● Written exercise: Search the records for the word "Ворд" and report each line that has it.

(Saved entries)
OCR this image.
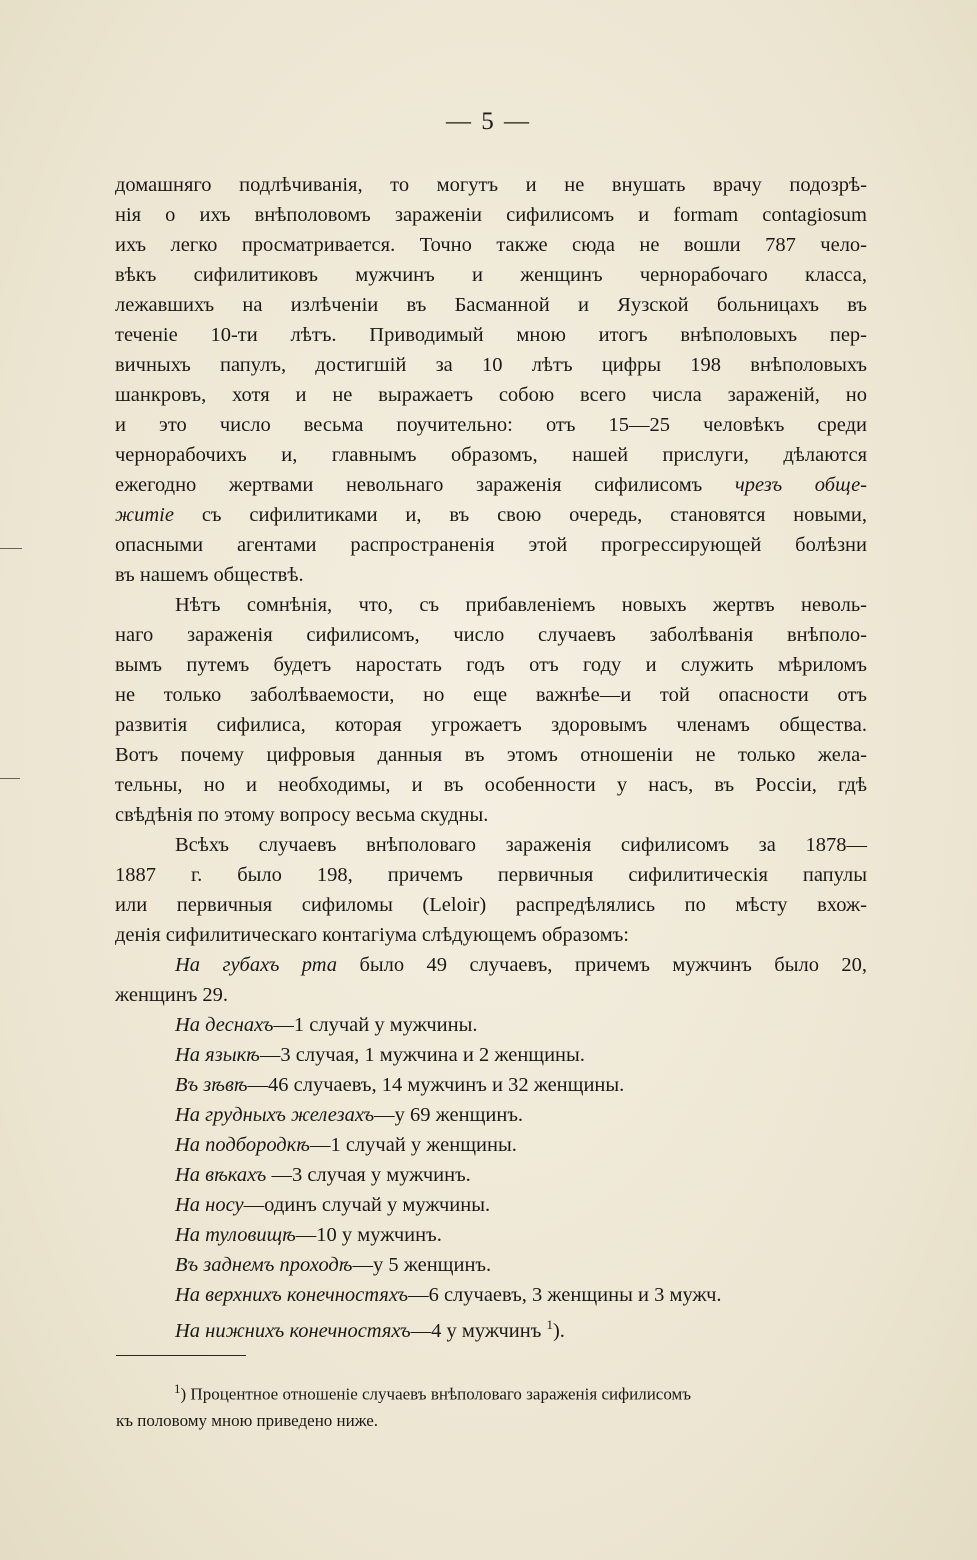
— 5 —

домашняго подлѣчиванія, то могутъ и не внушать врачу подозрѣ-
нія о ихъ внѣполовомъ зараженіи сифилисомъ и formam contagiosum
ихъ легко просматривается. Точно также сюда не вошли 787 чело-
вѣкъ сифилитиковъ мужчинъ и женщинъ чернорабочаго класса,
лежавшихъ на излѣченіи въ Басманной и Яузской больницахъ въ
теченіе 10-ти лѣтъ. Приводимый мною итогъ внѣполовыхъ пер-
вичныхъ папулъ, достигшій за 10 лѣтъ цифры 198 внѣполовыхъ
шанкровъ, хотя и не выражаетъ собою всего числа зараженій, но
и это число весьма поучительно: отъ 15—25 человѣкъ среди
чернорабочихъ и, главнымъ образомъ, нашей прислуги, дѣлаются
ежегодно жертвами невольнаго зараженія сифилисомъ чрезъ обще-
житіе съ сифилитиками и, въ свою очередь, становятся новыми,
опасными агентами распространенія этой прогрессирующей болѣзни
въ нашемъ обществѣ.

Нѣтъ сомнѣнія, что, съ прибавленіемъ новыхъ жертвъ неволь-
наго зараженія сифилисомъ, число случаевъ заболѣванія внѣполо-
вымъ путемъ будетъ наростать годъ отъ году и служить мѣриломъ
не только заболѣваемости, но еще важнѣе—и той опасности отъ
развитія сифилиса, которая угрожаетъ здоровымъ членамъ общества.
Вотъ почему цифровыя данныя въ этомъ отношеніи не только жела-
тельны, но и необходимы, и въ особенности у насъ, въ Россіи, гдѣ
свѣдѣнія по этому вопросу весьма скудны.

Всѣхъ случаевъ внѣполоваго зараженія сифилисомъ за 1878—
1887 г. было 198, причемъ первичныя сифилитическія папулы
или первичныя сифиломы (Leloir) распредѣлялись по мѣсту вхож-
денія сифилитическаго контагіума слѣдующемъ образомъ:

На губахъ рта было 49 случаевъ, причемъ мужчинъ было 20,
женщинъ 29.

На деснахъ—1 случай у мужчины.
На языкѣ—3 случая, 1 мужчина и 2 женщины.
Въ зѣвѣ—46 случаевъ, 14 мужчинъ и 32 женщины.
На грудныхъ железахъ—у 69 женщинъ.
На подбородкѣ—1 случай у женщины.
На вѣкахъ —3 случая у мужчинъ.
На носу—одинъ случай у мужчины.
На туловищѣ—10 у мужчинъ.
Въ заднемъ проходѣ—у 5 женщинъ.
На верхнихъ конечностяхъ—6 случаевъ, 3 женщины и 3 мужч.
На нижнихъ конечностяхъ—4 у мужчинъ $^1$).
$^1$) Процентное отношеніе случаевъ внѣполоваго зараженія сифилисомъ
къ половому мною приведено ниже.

...

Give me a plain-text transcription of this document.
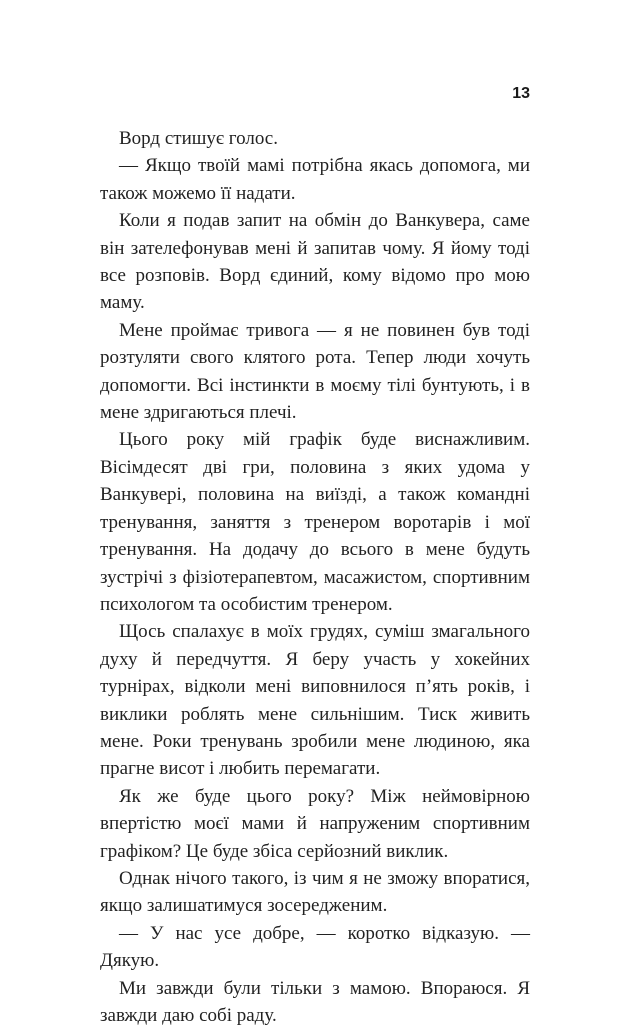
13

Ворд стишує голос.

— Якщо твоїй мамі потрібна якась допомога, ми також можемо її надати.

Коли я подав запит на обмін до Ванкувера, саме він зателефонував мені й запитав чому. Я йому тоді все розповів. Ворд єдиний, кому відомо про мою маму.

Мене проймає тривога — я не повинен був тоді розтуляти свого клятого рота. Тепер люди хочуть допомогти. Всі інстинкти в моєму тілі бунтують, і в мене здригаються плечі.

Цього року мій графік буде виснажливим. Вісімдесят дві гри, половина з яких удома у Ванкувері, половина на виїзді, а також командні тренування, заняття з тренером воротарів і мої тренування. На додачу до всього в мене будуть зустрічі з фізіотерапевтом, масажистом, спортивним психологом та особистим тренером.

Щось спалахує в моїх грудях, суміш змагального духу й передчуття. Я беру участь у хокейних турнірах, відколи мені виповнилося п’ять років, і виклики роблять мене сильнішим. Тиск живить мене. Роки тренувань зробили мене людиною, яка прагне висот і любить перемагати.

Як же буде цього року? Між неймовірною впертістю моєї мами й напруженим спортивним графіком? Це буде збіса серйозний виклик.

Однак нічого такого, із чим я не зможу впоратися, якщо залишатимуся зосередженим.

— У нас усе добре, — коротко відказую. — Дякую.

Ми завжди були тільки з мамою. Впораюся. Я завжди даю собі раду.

● Written reply:
Ворд стишує голос.
Коли я подав запит на обмін до Ванкувера, саме він зателефонував мені й запитав чому. Я йому тоді все розповів. Ворд єдиний, кому відомо про мою маму.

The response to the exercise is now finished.